WHAT YOU WILL DO ▸ Restate every entry word for word.

»»

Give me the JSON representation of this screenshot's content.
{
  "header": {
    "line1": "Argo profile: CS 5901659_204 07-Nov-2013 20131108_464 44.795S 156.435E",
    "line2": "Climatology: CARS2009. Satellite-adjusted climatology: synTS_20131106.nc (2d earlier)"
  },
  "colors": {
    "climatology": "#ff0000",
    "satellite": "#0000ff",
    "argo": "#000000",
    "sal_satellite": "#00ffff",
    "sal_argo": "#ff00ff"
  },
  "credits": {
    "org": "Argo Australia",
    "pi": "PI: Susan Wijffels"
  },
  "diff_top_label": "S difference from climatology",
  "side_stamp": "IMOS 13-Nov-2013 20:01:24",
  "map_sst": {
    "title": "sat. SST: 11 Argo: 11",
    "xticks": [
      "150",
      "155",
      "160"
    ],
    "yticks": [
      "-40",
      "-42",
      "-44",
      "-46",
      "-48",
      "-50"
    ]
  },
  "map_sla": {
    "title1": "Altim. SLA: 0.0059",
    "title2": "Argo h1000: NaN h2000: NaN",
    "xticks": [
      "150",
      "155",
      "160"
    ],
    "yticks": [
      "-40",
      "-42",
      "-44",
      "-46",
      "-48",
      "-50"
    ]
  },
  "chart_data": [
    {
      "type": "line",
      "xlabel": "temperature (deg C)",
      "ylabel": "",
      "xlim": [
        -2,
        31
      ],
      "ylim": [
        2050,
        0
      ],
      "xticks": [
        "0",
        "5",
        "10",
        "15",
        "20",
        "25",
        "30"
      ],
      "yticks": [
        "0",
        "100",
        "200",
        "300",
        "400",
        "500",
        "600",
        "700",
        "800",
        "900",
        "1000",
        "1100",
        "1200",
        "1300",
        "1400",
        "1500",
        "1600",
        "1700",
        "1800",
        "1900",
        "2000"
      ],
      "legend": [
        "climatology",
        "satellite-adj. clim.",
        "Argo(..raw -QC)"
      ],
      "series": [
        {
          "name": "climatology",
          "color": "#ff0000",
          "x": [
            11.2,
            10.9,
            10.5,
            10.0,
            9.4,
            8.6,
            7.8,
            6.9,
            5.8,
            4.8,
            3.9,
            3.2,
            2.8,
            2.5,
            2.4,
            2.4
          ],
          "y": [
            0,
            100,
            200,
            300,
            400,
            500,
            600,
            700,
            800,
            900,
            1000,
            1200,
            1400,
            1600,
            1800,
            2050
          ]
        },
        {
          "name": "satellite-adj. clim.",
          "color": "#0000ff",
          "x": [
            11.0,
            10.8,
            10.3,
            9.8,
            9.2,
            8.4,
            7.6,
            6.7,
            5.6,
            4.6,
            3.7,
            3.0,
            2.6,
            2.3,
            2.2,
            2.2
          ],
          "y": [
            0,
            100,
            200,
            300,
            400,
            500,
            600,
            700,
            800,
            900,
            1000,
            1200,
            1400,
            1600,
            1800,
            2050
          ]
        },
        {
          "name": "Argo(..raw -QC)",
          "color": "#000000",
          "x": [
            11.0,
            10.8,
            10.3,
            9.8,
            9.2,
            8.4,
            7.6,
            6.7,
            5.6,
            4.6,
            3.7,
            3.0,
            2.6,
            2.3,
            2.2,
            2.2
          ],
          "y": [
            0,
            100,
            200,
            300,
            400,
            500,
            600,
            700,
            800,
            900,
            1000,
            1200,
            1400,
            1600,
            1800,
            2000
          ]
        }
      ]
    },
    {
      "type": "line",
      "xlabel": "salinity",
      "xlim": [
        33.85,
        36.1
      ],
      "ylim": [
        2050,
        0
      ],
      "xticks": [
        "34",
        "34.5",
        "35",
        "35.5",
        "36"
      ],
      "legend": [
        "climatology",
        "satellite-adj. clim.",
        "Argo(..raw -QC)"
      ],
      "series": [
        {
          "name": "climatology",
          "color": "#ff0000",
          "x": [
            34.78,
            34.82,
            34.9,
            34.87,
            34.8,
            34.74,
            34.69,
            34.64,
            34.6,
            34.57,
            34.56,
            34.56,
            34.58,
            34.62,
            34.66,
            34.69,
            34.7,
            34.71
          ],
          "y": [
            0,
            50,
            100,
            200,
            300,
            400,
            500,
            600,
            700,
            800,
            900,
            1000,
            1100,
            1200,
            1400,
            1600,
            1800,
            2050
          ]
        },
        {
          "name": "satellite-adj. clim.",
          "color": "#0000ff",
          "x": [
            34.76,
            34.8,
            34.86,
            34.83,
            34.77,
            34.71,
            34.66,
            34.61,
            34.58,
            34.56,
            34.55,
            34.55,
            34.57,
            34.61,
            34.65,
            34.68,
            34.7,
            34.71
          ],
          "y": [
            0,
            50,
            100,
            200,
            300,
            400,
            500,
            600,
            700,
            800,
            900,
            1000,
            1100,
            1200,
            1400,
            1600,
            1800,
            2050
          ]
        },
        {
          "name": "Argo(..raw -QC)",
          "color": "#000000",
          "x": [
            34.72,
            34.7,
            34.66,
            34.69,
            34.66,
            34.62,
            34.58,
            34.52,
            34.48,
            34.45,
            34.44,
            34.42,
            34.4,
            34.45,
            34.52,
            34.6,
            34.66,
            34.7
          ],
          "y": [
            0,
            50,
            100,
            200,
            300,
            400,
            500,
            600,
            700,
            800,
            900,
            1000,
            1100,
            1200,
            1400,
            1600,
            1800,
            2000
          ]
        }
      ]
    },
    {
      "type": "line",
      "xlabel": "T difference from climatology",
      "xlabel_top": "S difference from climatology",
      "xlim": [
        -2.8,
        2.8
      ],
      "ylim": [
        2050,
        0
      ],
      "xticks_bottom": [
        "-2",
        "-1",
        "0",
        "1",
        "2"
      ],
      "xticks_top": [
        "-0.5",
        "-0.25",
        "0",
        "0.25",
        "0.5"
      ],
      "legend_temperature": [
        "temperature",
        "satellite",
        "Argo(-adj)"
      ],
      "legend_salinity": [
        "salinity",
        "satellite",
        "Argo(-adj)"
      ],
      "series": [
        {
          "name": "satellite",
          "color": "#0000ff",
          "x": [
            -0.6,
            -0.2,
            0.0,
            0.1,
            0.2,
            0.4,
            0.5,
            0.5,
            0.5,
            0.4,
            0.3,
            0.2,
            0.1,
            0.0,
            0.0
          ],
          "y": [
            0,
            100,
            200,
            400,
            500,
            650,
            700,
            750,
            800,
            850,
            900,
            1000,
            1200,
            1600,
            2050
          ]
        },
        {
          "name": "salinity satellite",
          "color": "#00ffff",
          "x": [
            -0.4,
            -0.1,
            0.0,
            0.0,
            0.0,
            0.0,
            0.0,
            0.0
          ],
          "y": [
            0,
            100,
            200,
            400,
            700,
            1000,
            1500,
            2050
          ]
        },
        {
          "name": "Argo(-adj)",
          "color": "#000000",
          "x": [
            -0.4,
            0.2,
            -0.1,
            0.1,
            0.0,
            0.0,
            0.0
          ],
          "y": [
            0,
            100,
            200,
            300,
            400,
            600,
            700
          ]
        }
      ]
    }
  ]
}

««

COMPLETED EXERCISE ▸
Give me the JSON representation of this screenshot's content.
{
  "header": {
    "line1": "Argo profile: CS 5901659_204 07-Nov-2013 20131108_464 44.795S 156.435E",
    "line2": "Climatology: CARS2009. Satellite-adjusted climatology: synTS_20131106.nc (2d earlier)"
  },
  "colors": {
    "climatology": "#ff0000",
    "satellite": "#0000ff",
    "argo": "#000000",
    "sal_satellite": "#00ffff",
    "sal_argo": "#ff00ff"
  },
  "credits": {
    "org": "Argo Australia",
    "pi": "PI: Susan Wijffels"
  },
  "diff_top_label": "S difference from climatology",
  "side_stamp": "IMOS 13-Nov-2013 20:01:24",
  "map_sst": {
    "title": "sat. SST: 11 Argo: 11",
    "xticks": [
      "150",
      "155",
      "160"
    ],
    "yticks": [
      "-40",
      "-42",
      "-44",
      "-46",
      "-48",
      "-50"
    ]
  },
  "map_sla": {
    "title1": "Altim. SLA: 0.0059",
    "title2": "Argo h1000: NaN h2000: NaN",
    "xticks": [
      "150",
      "155",
      "160"
    ],
    "yticks": [
      "-40",
      "-42",
      "-44",
      "-46",
      "-48",
      "-50"
    ]
  },
  "chart_data": [
    {
      "type": "line",
      "xlabel": "temperature (deg C)",
      "ylabel": "",
      "xlim": [
        -2,
        31
      ],
      "ylim": [
        2050,
        0
      ],
      "xticks": [
        "0",
        "5",
        "10",
        "15",
        "20",
        "25",
        "30"
      ],
      "yticks": [
        "0",
        "100",
        "200",
        "300",
        "400",
        "500",
        "600",
        "700",
        "800",
        "900",
        "1000",
        "1100",
        "1200",
        "1300",
        "1400",
        "1500",
        "1600",
        "1700",
        "1800",
        "1900",
        "2000"
      ],
      "legend": [
        "climatology",
        "satellite-adj. clim.",
        "Argo(..raw -QC)"
      ],
      "series": [
        {
          "name": "climatology",
          "color": "#ff0000",
          "x": [
            11.2,
            10.9,
            10.5,
            10.0,
            9.4,
            8.6,
            7.8,
            6.9,
            5.8,
            4.8,
            3.9,
            3.2,
            2.8,
            2.5,
            2.4,
            2.4
          ],
          "y": [
            0,
            100,
            200,
            300,
            400,
            500,
            600,
            700,
            800,
            900,
            1000,
            1200,
            1400,
            1600,
            1800,
            2050
          ]
        },
        {
          "name": "satellite-adj. clim.",
          "color": "#0000ff",
          "x": [
            11.0,
            10.8,
            10.3,
            9.8,
            9.2,
            8.4,
            7.6,
            6.7,
            5.6,
            4.6,
            3.7,
            3.0,
            2.6,
            2.3,
            2.2,
            2.2
          ],
          "y": [
            0,
            100,
            200,
            300,
            400,
            500,
            600,
            700,
            800,
            900,
            1000,
            1200,
            1400,
            1600,
            1800,
            2050
          ]
        },
        {
          "name": "Argo(..raw -QC)",
          "color": "#000000",
          "x": [
            11.0,
            10.8,
            10.3,
            9.8,
            9.2,
            8.4,
            7.6,
            6.7,
            5.6,
            4.6,
            3.7,
            3.0,
            2.6,
            2.3,
            2.2,
            2.2
          ],
          "y": [
            0,
            100,
            200,
            300,
            400,
            500,
            600,
            700,
            800,
            900,
            1000,
            1200,
            1400,
            1600,
            1800,
            2000
          ]
        }
      ]
    },
    {
      "type": "line",
      "xlabel": "salinity",
      "xlim": [
        33.85,
        36.1
      ],
      "ylim": [
        2050,
        0
      ],
      "xticks": [
        "34",
        "34.5",
        "35",
        "35.5",
        "36"
      ],
      "legend": [
        "climatology",
        "satellite-adj. clim.",
        "Argo(..raw -QC)"
      ],
      "series": [
        {
          "name": "climatology",
          "color": "#ff0000",
          "x": [
            34.78,
            34.82,
            34.9,
            34.87,
            34.8,
            34.74,
            34.69,
            34.64,
            34.6,
            34.57,
            34.56,
            34.56,
            34.58,
            34.62,
            34.66,
            34.69,
            34.7,
            34.71
          ],
          "y": [
            0,
            50,
            100,
            200,
            300,
            400,
            500,
            600,
            700,
            800,
            900,
            1000,
            1100,
            1200,
            1400,
            1600,
            1800,
            2050
          ]
        },
        {
          "name": "satellite-adj. clim.",
          "color": "#0000ff",
          "x": [
            34.76,
            34.8,
            34.86,
            34.83,
            34.77,
            34.71,
            34.66,
            34.61,
            34.58,
            34.56,
            34.55,
            34.55,
            34.57,
            34.61,
            34.65,
            34.68,
            34.7,
            34.71
          ],
          "y": [
            0,
            50,
            100,
            200,
            300,
            400,
            500,
            600,
            700,
            800,
            900,
            1000,
            1100,
            1200,
            1400,
            1600,
            1800,
            2050
          ]
        },
        {
          "name": "Argo(..raw -QC)",
          "color": "#000000",
          "x": [
            34.72,
            34.7,
            34.66,
            34.69,
            34.66,
            34.62,
            34.58,
            34.52,
            34.48,
            34.45,
            34.44,
            34.42,
            34.4,
            34.45,
            34.52,
            34.6,
            34.66,
            34.7
          ],
          "y": [
            0,
            50,
            100,
            200,
            300,
            400,
            500,
            600,
            700,
            800,
            900,
            1000,
            1100,
            1200,
            1400,
            1600,
            1800,
            2000
          ]
        }
      ]
    },
    {
      "type": "line",
      "xlabel": "T difference from climatology",
      "xlabel_top": "S difference from climatology",
      "xlim": [
        -2.8,
        2.8
      ],
      "ylim": [
        2050,
        0
      ],
      "xticks_bottom": [
        "-2",
        "-1",
        "0",
        "1",
        "2"
      ],
      "xticks_top": [
        "-0.5",
        "-0.25",
        "0",
        "0.25",
        "0.5"
      ],
      "legend_temperature": [
        "temperature",
        "satellite",
        "Argo(-adj)"
      ],
      "legend_salinity": [
        "salinity",
        "satellite",
        "Argo(-adj)"
      ],
      "series": [
        {
          "name": "satellite",
          "color": "#0000ff",
          "x": [
            -0.6,
            -0.2,
            0.0,
            0.1,
            0.2,
            0.4,
            0.5,
            0.5,
            0.5,
            0.4,
            0.3,
            0.2,
            0.1,
            0.0,
            0.0
          ],
          "y": [
            0,
            100,
            200,
            400,
            500,
            650,
            700,
            750,
            800,
            850,
            900,
            1000,
            1200,
            1600,
            2050
          ]
        },
        {
          "name": "salinity satellite",
          "color": "#00ffff",
          "x": [
            -0.4,
            -0.1,
            0.0,
            0.0,
            0.0,
            0.0,
            0.0,
            0.0
          ],
          "y": [
            0,
            100,
            200,
            400,
            700,
            1000,
            1500,
            2050
          ]
        },
        {
          "name": "Argo(-adj)",
          "color": "#000000",
          "x": [
            -0.4,
            0.2,
            -0.1,
            0.1,
            0.0,
            0.0,
            0.0
          ],
          "y": [
            0,
            100,
            200,
            300,
            400,
            600,
            700
          ]
        }
      ]
    }
  ]
}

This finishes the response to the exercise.